=== DATASET ROWS ===
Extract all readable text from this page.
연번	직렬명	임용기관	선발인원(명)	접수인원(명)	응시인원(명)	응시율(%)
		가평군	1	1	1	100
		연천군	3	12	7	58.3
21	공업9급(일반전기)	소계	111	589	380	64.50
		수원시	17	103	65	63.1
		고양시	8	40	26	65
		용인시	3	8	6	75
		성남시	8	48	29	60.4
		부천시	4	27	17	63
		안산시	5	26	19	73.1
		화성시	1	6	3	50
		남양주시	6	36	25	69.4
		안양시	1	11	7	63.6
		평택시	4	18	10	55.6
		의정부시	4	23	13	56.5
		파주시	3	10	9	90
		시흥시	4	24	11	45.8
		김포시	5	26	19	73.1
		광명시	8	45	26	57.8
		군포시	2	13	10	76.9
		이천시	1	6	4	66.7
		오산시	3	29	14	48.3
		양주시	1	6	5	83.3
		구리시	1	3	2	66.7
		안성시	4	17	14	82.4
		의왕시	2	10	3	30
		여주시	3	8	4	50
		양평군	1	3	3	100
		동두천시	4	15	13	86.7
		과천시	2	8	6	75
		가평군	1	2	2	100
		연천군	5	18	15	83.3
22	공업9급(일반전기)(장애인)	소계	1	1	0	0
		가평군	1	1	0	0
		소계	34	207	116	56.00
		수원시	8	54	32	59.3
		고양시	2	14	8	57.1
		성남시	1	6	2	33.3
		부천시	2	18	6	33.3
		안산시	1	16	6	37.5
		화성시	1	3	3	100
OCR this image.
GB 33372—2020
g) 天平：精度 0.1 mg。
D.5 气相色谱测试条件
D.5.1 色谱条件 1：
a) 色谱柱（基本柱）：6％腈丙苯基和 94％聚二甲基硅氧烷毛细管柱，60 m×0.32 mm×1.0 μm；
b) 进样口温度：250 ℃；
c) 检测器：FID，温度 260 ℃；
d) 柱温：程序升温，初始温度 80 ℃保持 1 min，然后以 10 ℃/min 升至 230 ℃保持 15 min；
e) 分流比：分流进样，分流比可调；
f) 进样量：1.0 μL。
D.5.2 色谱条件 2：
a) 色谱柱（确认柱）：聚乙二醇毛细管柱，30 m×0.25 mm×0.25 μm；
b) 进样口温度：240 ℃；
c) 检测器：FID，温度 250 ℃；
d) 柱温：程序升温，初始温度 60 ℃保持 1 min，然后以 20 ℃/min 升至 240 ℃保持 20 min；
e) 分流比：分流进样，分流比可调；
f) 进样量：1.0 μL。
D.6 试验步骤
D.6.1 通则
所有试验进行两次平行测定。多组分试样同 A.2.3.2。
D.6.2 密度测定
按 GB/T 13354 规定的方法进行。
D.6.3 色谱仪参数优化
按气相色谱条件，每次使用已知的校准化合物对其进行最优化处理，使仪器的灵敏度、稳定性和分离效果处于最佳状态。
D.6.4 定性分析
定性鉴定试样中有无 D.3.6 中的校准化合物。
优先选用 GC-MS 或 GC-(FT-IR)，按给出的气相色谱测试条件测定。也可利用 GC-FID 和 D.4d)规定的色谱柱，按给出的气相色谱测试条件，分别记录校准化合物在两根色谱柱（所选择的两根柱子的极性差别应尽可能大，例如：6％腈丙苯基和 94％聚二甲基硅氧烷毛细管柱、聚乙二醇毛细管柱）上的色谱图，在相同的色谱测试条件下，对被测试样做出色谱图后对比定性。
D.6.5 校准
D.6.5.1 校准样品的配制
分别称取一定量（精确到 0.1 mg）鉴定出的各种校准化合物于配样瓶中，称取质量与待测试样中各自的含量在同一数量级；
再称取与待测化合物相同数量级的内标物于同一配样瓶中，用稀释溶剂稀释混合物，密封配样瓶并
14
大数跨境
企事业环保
===
### BRIEF:
Transcribe the whole listing exactly.

### THE OUTPUT:
Extract all readable text from this page.
연번	직렬명	임용기관	선발인원(명)	접수인원(명)	응시인원(명)	응시율(%)
		가평군	1	1	1	100
		연천군	3	12	7	58.3
21	공업9급(일반전기)	소계	111	589	380	64.50
		수원시	17	103	65	63.1
		고양시	8	40	26	65
		용인시	3	8	6	75
		성남시	8	48	29	60.4
		부천시	4	27	17	63
		안산시	5	26	19	73.1
		화성시	1	6	3	50
		남양주시	6	36	25	69.4
		안양시	1	11	7	63.6
		평택시	4	18	10	55.6
		의정부시	4	23	13	56.5
		파주시	3	10	9	90
		시흥시	4	24	11	45.8
		김포시	5	26	19	73.1
		광명시	8	45	26	57.8
		군포시	2	13	10	76.9
		이천시	1	6	4	66.7
		오산시	3	29	14	48.3
		양주시	1	6	5	83.3
		구리시	1	3	2	66.7
		안성시	4	17	14	82.4
		의왕시	2	10	3	30
		여주시	3	8	4	50
		양평군	1	3	3	100
		동두천시	4	15	13	86.7
		과천시	2	8	6	75
		가평군	1	2	2	100
		연천군	5	18	15	83.3
22	공업9급(일반전기)(장애인)	소계	1	1	0	0
		가평군	1	1	0	0
		소계	34	207	116	56.00
		수원시	8	54	32	59.3
		고양시	2	14	8	57.1
		성남시	1	6	2	33.3
		부천시	2	18	6	33.3
		안산시	1	16	6	37.5
		화성시	1	3	3	100
OCR this image.
GB 33372—2020
g) 天平：精度 0.1 mg。
D.5 气相色谱测试条件
D.5.1 色谱条件 1：
a) 色谱柱（基本柱）：6％腈丙苯基和 94％聚二甲基硅氧烷毛细管柱，60 m×0.32 mm×1.0 μm；
b) 进样口温度：250 ℃；
c) 检测器：FID，温度 260 ℃；
d) 柱温：程序升温，初始温度 80 ℃保持 1 min，然后以 10 ℃/min 升至 230 ℃保持 15 min；
e) 分流比：分流进样，分流比可调；
f) 进样量：1.0 μL。
D.5.2 色谱条件 2：
a) 色谱柱（确认柱）：聚乙二醇毛细管柱，30 m×0.25 mm×0.25 μm；
b) 进样口温度：240 ℃；
c) 检测器：FID，温度 250 ℃；
d) 柱温：程序升温，初始温度 60 ℃保持 1 min，然后以 20 ℃/min 升至 240 ℃保持 20 min；
e) 分流比：分流进样，分流比可调；
f) 进样量：1.0 μL。
D.6 试验步骤
D.6.1 通则
所有试验进行两次平行测定。多组分试样同 A.2.3.2。
D.6.2 密度测定
按 GB/T 13354 规定的方法进行。
D.6.3 色谱仪参数优化
按气相色谱条件，每次使用已知的校准化合物对其进行最优化处理，使仪器的灵敏度、稳定性和分离效果处于最佳状态。
D.6.4 定性分析
定性鉴定试样中有无 D.3.6 中的校准化合物。
优先选用 GC-MS 或 GC-(FT-IR)，按给出的气相色谱测试条件测定。也可利用 GC-FID 和 D.4d)规定的色谱柱，按给出的气相色谱测试条件，分别记录校准化合物在两根色谱柱（所选择的两根柱子的极性差别应尽可能大，例如：6％腈丙苯基和 94％聚二甲基硅氧烷毛细管柱、聚乙二醇毛细管柱）上的色谱图，在相同的色谱测试条件下，对被测试样做出色谱图后对比定性。
D.6.5 校准
D.6.5.1 校准样品的配制
分别称取一定量（精确到 0.1 mg）鉴定出的各种校准化合物于配样瓶中，称取质量与待测试样中各自的含量在同一数量级；
再称取与待测化合物相同数量级的内标物于同一配样瓶中，用稀释溶剂稀释混合物，密封配样瓶并
14
大数跨境
企事业环保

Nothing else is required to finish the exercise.